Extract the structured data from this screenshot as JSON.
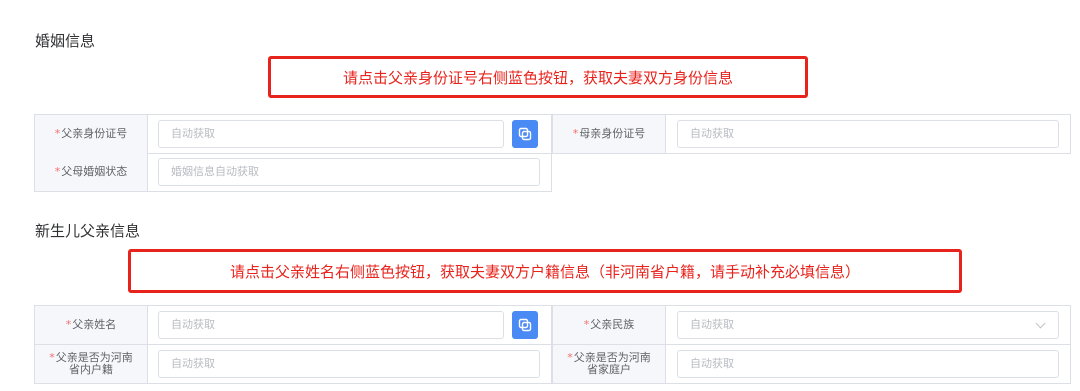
{
  "marriage": {
    "title": "婚姻信息",
    "notice": "请点击父亲身份证号右侧蓝色按钮，获取夫妻双方身份信息",
    "father_id_label": "父亲身份证号",
    "father_id_placeholder": "自动获取",
    "mother_id_label": "母亲身份证号",
    "mother_id_placeholder": "自动获取",
    "status_label": "父母婚姻状态",
    "status_placeholder": "婚姻信息自动获取"
  },
  "father": {
    "title": "新生儿父亲信息",
    "notice": "请点击父亲姓名右侧蓝色按钮，获取夫妻双方户籍信息（非河南省户籍，请手动补充必填信息）",
    "name_label": "父亲姓名",
    "name_placeholder": "自动获取",
    "ethnicity_label": "父亲民族",
    "ethnicity_placeholder": "自动获取",
    "henan_huji_label_line1": "父亲是否为河南",
    "henan_huji_label_line2": "省内户籍",
    "henan_huji_placeholder": "自动获取",
    "henan_family_label_line1": "父亲是否为河南",
    "henan_family_label_line2": "省家庭户",
    "henan_family_placeholder": "自动获取"
  },
  "required_mark": "*",
  "colors": {
    "accent": "#4a8af4",
    "notice": "#e8231c",
    "required": "#f56c6c"
  }
}
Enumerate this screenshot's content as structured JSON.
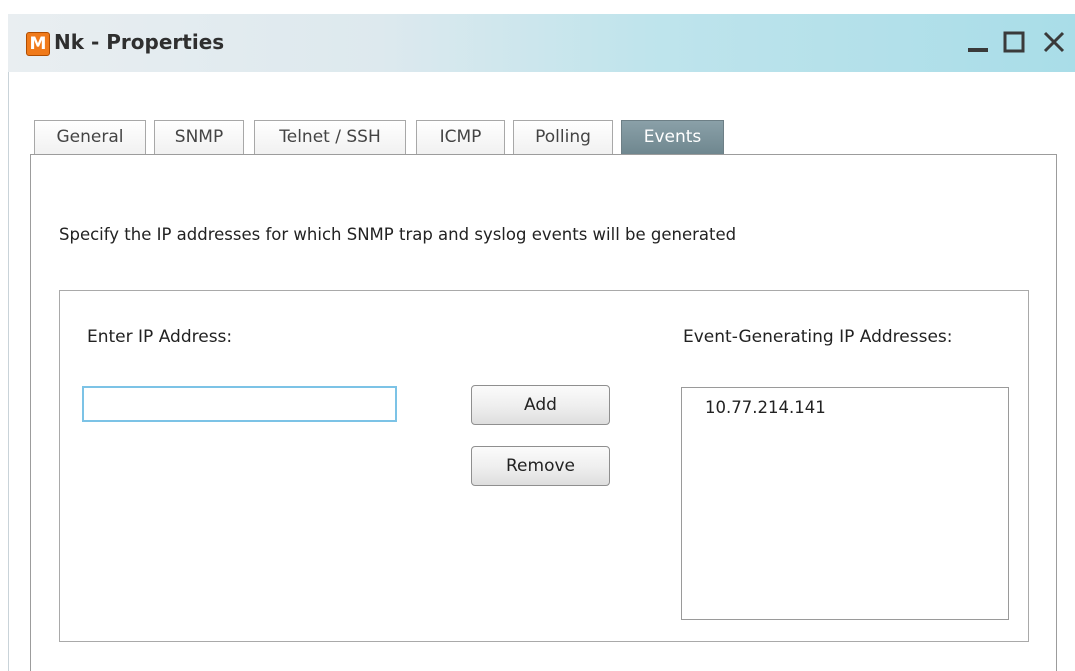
{
  "window": {
    "app_icon_letter": "M",
    "title": "Nk - Properties",
    "controls": {
      "minimize": "minimize-icon",
      "maximize": "maximize-icon",
      "close": "close-icon"
    }
  },
  "tabs": [
    {
      "label": "General"
    },
    {
      "label": "SNMP"
    },
    {
      "label": "Telnet / SSH"
    },
    {
      "label": "ICMP"
    },
    {
      "label": "Polling"
    },
    {
      "label": "Events",
      "active": true
    }
  ],
  "events": {
    "description": "Specify the IP addresses for which SNMP trap and syslog events will be generated",
    "enter_ip_label": "Enter IP Address:",
    "ip_input_value": "",
    "add_label": "Add",
    "remove_label": "Remove",
    "list_label": "Event-Generating IP Addresses:",
    "list_items": [
      "10.77.214.141"
    ]
  },
  "colors": {
    "titlebar_accent": "#a9dde8",
    "active_tab": "#7a9199",
    "app_icon": "#f07a1a",
    "input_focus": "#7cc3e6"
  }
}
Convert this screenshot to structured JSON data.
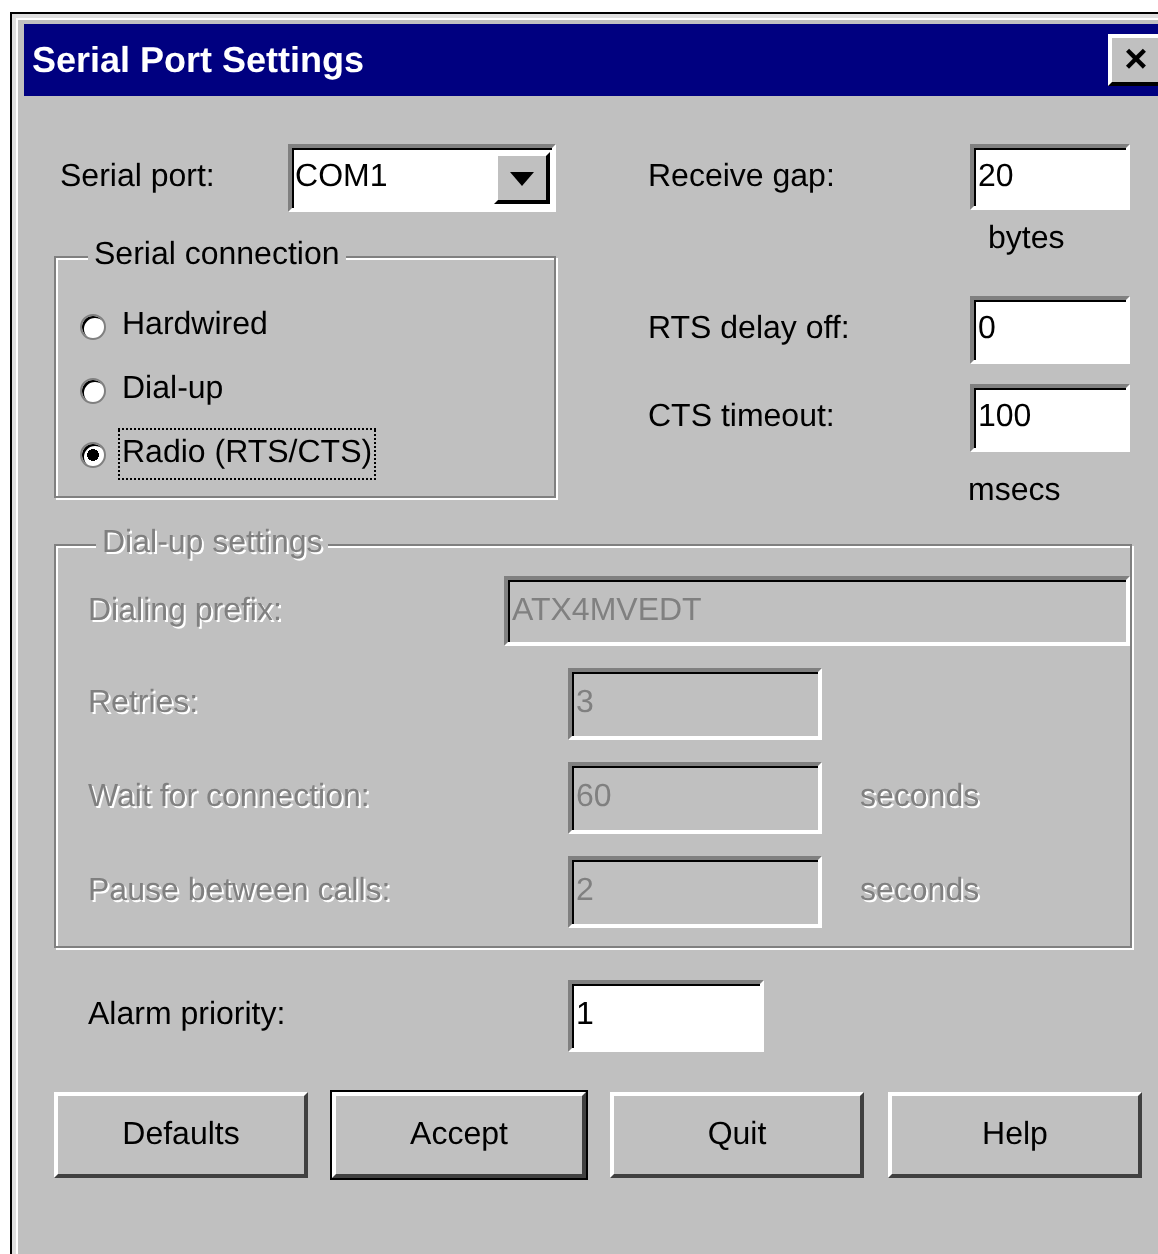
{
  "window": {
    "title": "Serial Port Settings",
    "close": "×"
  },
  "serial_port": {
    "label": "Serial port:",
    "value": "COM1"
  },
  "serial_connection": {
    "title": "Serial connection",
    "options": [
      {
        "label": "Hardwired",
        "selected": false,
        "focused": false
      },
      {
        "label": "Dial-up",
        "selected": false,
        "focused": false
      },
      {
        "label": "Radio (RTS/CTS)",
        "selected": true,
        "focused": true
      }
    ]
  },
  "receive_gap": {
    "label": "Receive gap:",
    "value": "20",
    "unit": "bytes"
  },
  "rts_delay_off": {
    "label": "RTS delay off:",
    "value": "0"
  },
  "cts_timeout": {
    "label": "CTS timeout:",
    "value": "100",
    "unit": "msecs"
  },
  "dialup_settings": {
    "title": "Dial-up settings",
    "disabled": true,
    "dialing_prefix": {
      "label": "Dialing prefix:",
      "value": "ATX4MVEDT"
    },
    "rows": [
      {
        "label": "Retries:",
        "value": "3"
      },
      {
        "label": "Wait for connection:",
        "value": "60",
        "unit": "seconds"
      },
      {
        "label": "Pause between calls:",
        "value": "2",
        "unit": "seconds"
      }
    ]
  },
  "alarm_priority": {
    "label": "Alarm priority:",
    "value": "1"
  },
  "buttons": [
    {
      "label": "Defaults",
      "default": false
    },
    {
      "label": "Accept",
      "default": true
    },
    {
      "label": "Quit",
      "default": false
    },
    {
      "label": "Help",
      "default": false
    }
  ]
}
┄┄┄┄┄┄┄┄┄┄┄┄┄┄┄┄┄┄┄┄
Given task
Pick out every line holding the string "structured" and return it.

Answer below
Extract the structured data from this screenshot as JSON.
Enumerate this screenshot's content as structured JSON.
Convert this screenshot to structured JSON data.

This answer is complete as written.